◆ Items:
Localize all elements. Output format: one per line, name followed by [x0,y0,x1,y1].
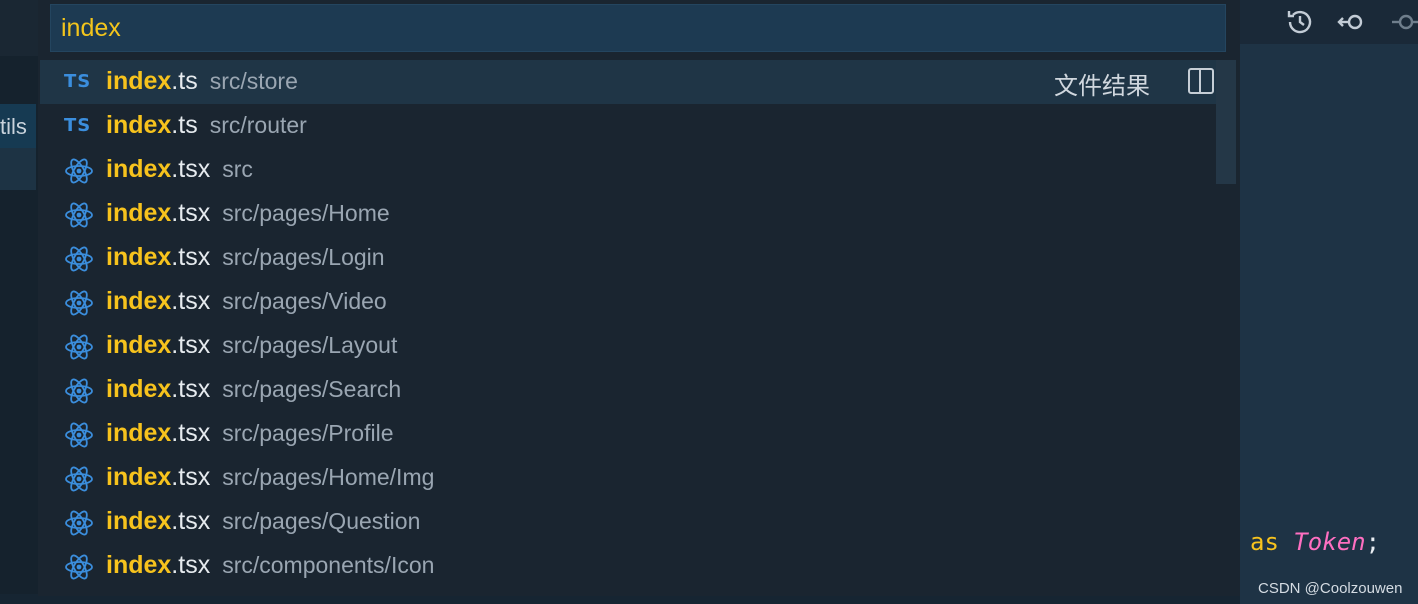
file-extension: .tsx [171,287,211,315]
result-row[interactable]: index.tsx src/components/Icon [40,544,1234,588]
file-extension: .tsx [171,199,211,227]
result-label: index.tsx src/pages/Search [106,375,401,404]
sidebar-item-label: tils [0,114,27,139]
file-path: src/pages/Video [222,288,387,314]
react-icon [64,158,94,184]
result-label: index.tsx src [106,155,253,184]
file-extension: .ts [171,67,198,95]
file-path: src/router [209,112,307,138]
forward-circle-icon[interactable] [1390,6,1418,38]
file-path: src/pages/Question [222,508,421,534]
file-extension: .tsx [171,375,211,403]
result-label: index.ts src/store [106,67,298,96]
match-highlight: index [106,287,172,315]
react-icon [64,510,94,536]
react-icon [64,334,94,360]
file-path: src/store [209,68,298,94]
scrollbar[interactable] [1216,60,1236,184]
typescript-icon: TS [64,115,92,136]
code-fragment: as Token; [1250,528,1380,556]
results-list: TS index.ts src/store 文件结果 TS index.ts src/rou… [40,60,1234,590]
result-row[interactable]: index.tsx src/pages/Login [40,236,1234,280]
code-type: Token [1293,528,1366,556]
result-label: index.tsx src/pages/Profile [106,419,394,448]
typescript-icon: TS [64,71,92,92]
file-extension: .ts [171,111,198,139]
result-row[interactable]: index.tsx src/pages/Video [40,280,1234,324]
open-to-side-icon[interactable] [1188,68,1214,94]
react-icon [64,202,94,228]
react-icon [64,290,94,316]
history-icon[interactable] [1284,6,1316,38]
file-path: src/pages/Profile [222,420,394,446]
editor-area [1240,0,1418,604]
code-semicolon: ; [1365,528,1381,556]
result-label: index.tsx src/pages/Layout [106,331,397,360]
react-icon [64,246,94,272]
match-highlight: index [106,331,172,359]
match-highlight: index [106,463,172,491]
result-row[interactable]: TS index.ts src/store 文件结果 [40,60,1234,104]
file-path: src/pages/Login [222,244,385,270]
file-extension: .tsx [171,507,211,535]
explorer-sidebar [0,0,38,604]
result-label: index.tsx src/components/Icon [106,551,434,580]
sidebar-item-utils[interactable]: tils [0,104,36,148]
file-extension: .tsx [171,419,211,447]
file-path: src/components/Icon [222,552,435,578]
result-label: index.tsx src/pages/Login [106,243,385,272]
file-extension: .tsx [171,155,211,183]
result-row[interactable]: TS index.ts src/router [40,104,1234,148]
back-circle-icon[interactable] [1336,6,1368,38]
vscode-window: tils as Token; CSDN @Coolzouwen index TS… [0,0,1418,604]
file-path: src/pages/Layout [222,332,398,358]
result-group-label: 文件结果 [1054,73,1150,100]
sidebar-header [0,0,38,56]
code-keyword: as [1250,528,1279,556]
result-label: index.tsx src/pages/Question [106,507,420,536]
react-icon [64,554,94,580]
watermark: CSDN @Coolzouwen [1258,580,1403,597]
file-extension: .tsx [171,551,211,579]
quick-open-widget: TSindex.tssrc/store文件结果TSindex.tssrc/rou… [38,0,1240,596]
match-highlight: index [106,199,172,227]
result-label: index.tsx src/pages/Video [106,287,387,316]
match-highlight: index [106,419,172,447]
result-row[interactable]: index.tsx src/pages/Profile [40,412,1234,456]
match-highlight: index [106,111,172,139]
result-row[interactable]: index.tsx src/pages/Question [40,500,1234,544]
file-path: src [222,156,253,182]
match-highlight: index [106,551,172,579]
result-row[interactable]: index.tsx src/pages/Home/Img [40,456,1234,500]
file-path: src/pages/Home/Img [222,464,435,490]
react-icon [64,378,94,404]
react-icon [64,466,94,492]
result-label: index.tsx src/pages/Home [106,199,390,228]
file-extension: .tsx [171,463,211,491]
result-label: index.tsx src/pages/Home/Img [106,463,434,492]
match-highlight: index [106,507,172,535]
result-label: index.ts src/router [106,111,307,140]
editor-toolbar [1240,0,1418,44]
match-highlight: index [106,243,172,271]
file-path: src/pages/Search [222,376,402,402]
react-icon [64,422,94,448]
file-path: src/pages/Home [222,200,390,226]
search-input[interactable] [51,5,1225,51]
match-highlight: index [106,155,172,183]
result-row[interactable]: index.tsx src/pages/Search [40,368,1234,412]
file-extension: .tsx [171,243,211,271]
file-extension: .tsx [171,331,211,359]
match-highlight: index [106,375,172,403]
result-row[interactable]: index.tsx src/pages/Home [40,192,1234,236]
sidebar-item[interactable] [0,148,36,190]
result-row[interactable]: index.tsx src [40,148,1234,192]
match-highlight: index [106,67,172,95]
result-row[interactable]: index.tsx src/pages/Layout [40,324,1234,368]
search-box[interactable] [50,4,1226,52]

◆ Task statement: Write out these lines as a JSON list of strings, one string per line, skipping blank lines. Leave out the pictures.

◆ Exercise answer:
[
  "Localize all elements. Output format: one per line, name followed by [x0,y0,x1,y1].",
  "file-extension: .tsx [171,287,211,315]",
  "result-row[interactable]: index.tsx src/components/Icon [40,544,1234,588]",
  "file-extension: .tsx [171,199,211,227]",
  "result-label: index.tsx src/pages/Search [106,375,401,404]",
  "sidebar-item-label: tils [0,114,27,139]",
  "file-path: src/pages/Video [222,288,387,314]",
  "react-icon [64,158,94,184]",
  "result-label: index.tsx src [106,155,253,184]",
  "file-extension: .ts [171,67,198,95]",
  "file-path: src/router [209,112,307,138]",
  "forward-circle-icon[interactable] [1390,6,1418,38]",
  "file-path: src/pages/Question [222,508,421,534]",
  "file-extension: .tsx [171,375,211,403]",
  "result-label: index.ts src/store [106,67,298,96]",
  "match-highlight: index [106,287,172,315]",
  "react-icon [64,510,94,536]",
  "react-icon [64,334,94,360]",
  "file-path: src/store [209,68,298,94]",
  "scrollbar[interactable] [1216,60,1236,184]",
  "typescript-icon: TS [64,115,92,136]",
  "code-fragment: as Token; [1250,528,1380,556]",
  "results-list: TS index.ts src/store 文件结果 TS index.ts src/rou… [40,60,1234,590]",
  "result-row[interactable]: index.tsx src/pages/Login [40,236,1234,280]",
  "code-type: Token [1293,528,1366,556]",
  "result-label: index.tsx src/pages/Profile [106,419,394,448]",
  "typescript-icon: TS [64,71,92,92]",
  "file-extension: .ts [171,111,198,139]",
  "result-row[interactable]: index.tsx src/pages/Video [40,280,1234,324]",
  "open-to-side-icon[interactable] [1188,68,1214,94]",
  "react-icon [64,202,94,228]",
  "react-icon [64,290,94,316]",
  "history-icon[interactable] [1284,6,1316,38]",
  "file-path: src/pages/Profile [222,420,394,446]",
  "editor-area [1240,0,1418,604]",
  "code-semicolon: ; [1365,528,1381,556]",
  "result-label: index.tsx src/pages/Layout [106,331,397,360]",
  "react-icon [64,246,94,272]",
  "match-highlight: index [106,331,172,359]",
  "match-highlight: index [106,463,172,491]",
  "result-row[interactable]: TS index.ts src/store 文件结果 [40,60,1234,104]",
  "file-path: src/pages/Login [222,244,385,270]",
  "file-extension: .tsx [171,507,211,535]",
  "explorer-sidebar [0,0,38,604]",
  "result-label: index.tsx src/components/Icon [106,551,434,580]",
  "sidebar-item-utils[interactable]: tils [0,104,36,148]",
  "file-extension: .tsx [171,419,211,447]",
  "file-path: src/components/Icon [222,552,435,578]",
  "result-label: index.tsx src/pages/Login [106,243,385,272]",
  "file-extension: .tsx [171,155,211,183]",
  "result-row[interactable]: TS index.ts src/router [40,104,1234,148]",
  "back-circle-icon[interactable] [1336,6,1368,38]",
  "vscode-window: tils as Token; CSDN @Coolzouwen index TS… [0,0,1418,604]",
  "file-path: src/pages/Layout [222,332,398,358]",
  "result-group-label: 文件结果 [1054,73,1150,100]",
  "sidebar-header [0,0,38,56]",
  "code-keyword: as [1250,528,1279,556]",
  "result-label: index.tsx src/pages/Question [106,507,420,536]",
  "react-icon [64,554,94,580]",
  "watermark: CSDN @Coolzouwen [1258,580,1403,597]",
  "file-extension: .tsx [171,551,211,579]",
  "quick-open-widget: TSindex.tssrc/store文件结果TSindex.tssrc/rou… [38,0,1240,596]",
  "match-highlight: index [106,199,172,227]",
  "result-label: index.tsx src/pages/Video [106,287,387,316]",
  "match-highlight: index [106,419,172,447]",
  "result-row[interactable]: index.tsx src/pages/Profile [40,412,1234,456]",
  "match-highlight: index [106,111,172,139]",
  "result-row[interactable]: index.tsx src/pages/Question [40,500,1234,544]",
  "file-path: src [222,156,253,182]",
  "match-highlight: index [106,551,172,579]",
  "result-row[interactable]: index.tsx src/pages/Home/Img [40,456,1234,500]",
  "file-path: src/pages/Home/Img [222,464,435,490]",
  "react-icon [64,378,94,404]",
  "react-icon [64,466,94,492]",
  "result-label: index.tsx src/pages/Home [106,199,390,228]",
  "file-extension: .tsx [171,463,211,491]",
  "result-label: index.tsx src/pages/Home/Img [106,463,434,492]",
  "match-highlight: index [106,507,172,535]",
  "result-label: index.ts src/router [106,111,307,140]",
  "editor-toolbar [1240,0,1418,44]",
  "match-highlight: index [106,243,172,271]",
  "file-path: src/pages/Search [222,376,402,402]",
  "react-icon [64,422,94,448]",
  "file-path: src/pages/Home [222,200,390,226]",
  "search-input[interactable] [51,5,1225,51]",
  "match-highlight: index [106,155,172,183]",
  "result-row[interactable]: index.tsx src/pages/Search [40,368,1234,412]",
  "file-extension: .tsx [171,243,211,271]",
  "file-extension: .tsx [171,331,211,359]",
  "match-highlight: index [106,375,172,403]",
  "result-row[interactable]: index.tsx src/pages/Home [40,192,1234,236]",
  "sidebar-item[interactable] [0,148,36,190]",
  "result-row[interactable]: index.tsx src [40,148,1234,192]",
  "match-highlight: index [106,67,172,95]",
  "result-row[interactable]: index.tsx src/pages/Layout [40,324,1234,368]",
  "search-box[interactable] [50,4,1226,52]"
]